— start Data to process —

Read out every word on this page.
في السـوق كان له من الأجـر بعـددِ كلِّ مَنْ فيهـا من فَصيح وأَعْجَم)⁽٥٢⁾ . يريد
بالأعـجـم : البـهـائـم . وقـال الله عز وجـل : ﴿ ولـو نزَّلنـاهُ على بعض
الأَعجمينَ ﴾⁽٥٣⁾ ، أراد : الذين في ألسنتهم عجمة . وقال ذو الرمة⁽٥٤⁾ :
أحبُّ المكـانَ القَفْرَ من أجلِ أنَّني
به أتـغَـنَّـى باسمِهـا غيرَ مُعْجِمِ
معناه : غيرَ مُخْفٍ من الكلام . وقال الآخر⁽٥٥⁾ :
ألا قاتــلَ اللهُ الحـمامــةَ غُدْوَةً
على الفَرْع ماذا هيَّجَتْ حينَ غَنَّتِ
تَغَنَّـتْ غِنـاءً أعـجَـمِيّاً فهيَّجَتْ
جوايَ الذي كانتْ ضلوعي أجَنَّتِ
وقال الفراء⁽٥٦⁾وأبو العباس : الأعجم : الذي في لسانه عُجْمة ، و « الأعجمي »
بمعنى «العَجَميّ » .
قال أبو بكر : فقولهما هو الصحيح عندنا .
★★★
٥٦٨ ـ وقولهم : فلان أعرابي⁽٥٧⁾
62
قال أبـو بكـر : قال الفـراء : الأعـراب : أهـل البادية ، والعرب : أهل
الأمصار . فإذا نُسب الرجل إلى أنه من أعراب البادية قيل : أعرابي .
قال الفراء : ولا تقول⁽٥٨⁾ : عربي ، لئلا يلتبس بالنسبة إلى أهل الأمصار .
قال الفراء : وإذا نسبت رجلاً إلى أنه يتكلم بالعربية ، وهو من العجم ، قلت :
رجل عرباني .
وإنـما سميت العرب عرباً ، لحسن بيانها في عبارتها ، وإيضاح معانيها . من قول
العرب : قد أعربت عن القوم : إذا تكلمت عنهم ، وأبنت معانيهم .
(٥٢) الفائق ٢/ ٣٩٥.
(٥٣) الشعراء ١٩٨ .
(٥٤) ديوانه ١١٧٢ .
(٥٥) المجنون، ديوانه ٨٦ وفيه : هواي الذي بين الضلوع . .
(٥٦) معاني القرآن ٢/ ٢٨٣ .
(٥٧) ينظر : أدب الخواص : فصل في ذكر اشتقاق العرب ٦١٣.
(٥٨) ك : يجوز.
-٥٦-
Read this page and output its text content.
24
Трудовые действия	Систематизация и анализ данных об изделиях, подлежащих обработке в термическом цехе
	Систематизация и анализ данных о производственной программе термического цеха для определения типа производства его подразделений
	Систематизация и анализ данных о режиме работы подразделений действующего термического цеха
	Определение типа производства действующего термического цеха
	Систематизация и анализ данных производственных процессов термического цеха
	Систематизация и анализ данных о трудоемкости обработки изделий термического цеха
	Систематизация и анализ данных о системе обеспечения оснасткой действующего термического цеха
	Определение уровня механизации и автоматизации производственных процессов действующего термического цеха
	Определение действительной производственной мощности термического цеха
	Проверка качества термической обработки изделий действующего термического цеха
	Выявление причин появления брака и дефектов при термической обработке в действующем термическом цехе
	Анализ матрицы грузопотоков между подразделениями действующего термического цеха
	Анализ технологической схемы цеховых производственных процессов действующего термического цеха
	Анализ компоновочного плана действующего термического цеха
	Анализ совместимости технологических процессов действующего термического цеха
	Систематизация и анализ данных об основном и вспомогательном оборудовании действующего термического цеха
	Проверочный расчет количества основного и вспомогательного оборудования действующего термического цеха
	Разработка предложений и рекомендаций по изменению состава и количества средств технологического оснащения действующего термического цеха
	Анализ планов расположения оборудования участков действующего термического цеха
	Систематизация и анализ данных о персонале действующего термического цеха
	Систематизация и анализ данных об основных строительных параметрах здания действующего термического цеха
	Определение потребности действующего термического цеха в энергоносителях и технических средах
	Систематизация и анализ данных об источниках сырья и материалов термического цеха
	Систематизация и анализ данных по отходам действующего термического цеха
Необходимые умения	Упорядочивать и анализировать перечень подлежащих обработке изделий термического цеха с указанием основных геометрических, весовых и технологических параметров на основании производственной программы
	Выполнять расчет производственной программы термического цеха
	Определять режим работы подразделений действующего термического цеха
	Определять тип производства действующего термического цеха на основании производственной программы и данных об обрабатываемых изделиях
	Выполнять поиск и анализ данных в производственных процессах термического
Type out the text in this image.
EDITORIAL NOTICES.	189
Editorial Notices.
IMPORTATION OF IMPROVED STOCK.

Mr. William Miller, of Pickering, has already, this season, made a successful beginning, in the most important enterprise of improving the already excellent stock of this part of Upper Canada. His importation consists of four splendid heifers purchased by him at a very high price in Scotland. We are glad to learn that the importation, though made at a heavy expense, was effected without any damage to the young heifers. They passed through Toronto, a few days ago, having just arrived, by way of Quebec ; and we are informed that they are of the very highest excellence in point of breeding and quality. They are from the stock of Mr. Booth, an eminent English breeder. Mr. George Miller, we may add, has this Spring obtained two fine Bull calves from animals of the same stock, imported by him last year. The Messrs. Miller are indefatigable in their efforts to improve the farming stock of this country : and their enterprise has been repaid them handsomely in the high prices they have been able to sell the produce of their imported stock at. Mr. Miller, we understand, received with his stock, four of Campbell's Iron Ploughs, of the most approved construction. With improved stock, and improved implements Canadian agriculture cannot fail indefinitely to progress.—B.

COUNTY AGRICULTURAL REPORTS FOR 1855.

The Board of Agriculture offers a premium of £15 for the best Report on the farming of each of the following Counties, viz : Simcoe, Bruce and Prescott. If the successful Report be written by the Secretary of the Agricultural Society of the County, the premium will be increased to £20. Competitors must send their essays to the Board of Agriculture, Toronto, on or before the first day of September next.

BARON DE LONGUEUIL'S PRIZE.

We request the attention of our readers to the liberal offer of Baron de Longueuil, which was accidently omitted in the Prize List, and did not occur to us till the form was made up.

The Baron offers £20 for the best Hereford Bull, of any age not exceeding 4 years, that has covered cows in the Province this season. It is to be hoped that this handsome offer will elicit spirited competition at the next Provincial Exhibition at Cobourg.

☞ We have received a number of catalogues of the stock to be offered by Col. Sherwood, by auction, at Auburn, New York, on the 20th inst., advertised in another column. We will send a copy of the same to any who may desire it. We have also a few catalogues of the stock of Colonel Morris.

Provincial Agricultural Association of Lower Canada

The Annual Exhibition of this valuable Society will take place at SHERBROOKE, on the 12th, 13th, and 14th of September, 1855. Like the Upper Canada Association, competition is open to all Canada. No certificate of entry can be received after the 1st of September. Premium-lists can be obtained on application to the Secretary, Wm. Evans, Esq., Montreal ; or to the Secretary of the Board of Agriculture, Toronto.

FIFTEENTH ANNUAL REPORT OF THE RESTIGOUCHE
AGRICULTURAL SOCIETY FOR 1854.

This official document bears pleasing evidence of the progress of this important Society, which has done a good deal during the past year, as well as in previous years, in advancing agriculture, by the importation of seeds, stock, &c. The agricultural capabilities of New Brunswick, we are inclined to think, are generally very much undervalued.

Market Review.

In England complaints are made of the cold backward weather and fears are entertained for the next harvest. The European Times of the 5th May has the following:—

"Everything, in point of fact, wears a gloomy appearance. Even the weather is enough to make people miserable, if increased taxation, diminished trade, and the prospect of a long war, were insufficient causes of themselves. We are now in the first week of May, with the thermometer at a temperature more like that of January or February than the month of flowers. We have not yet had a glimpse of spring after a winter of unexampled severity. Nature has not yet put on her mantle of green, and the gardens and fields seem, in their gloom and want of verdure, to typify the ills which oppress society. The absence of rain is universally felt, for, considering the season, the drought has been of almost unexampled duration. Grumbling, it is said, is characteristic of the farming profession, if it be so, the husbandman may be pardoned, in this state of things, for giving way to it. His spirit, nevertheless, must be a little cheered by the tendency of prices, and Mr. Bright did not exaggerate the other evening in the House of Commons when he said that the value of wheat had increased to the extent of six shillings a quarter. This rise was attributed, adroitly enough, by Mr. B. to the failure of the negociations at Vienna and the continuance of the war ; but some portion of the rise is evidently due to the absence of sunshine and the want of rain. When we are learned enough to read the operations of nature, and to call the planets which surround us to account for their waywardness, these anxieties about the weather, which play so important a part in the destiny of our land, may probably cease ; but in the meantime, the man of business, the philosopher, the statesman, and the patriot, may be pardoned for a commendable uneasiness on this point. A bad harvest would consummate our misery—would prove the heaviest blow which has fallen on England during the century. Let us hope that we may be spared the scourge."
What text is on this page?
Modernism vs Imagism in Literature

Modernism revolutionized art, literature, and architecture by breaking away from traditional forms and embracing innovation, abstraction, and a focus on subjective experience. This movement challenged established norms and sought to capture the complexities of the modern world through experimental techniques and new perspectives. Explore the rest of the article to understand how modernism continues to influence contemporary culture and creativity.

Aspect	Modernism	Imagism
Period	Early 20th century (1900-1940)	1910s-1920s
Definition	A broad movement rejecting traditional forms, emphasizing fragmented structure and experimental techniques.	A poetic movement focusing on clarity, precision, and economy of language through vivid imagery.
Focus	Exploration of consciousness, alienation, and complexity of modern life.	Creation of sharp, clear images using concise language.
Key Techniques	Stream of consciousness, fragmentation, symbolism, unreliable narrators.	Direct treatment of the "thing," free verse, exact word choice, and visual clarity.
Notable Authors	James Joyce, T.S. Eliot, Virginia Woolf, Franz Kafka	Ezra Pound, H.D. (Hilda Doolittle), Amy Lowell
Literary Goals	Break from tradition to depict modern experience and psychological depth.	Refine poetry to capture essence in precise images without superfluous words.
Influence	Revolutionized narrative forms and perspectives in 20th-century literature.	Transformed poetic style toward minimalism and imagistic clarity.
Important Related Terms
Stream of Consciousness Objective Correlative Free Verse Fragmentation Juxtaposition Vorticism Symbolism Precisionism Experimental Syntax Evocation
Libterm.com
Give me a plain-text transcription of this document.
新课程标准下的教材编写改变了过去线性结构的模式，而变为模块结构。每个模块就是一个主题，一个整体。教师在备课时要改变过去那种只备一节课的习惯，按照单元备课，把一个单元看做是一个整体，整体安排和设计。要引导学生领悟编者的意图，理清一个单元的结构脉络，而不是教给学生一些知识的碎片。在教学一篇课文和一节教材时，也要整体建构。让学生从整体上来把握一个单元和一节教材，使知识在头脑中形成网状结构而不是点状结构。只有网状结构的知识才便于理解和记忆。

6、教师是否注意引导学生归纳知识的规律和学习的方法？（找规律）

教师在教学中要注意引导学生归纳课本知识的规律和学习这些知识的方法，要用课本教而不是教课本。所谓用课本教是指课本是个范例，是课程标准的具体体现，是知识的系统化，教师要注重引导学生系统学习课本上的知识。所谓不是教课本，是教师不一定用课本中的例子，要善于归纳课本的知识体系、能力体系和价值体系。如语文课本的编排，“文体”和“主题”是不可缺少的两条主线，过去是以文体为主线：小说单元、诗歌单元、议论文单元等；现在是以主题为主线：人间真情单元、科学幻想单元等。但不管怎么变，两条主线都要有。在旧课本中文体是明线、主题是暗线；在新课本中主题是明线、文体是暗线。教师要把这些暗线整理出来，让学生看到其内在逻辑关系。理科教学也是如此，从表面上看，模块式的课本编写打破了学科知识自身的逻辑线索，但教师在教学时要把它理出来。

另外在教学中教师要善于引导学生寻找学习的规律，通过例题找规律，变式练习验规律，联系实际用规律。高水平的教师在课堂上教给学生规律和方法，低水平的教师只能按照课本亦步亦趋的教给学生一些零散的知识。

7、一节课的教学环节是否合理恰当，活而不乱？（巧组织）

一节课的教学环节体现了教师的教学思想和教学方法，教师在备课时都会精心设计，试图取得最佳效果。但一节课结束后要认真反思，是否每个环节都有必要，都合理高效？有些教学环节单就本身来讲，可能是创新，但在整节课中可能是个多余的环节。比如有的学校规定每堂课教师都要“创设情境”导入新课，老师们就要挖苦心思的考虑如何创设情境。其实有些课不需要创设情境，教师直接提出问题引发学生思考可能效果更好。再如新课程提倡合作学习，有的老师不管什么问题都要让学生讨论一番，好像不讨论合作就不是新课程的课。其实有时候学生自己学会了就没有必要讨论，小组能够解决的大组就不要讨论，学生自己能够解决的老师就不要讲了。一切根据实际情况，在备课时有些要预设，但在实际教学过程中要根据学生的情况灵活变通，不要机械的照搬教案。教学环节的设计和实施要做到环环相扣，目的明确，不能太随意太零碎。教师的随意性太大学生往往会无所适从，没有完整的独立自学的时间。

— end Data to process —

• _Problem to solve_: Check each line of the records above for the word "технологических", then give the number of lines that have it, with no other words.

• _Expected output_: 2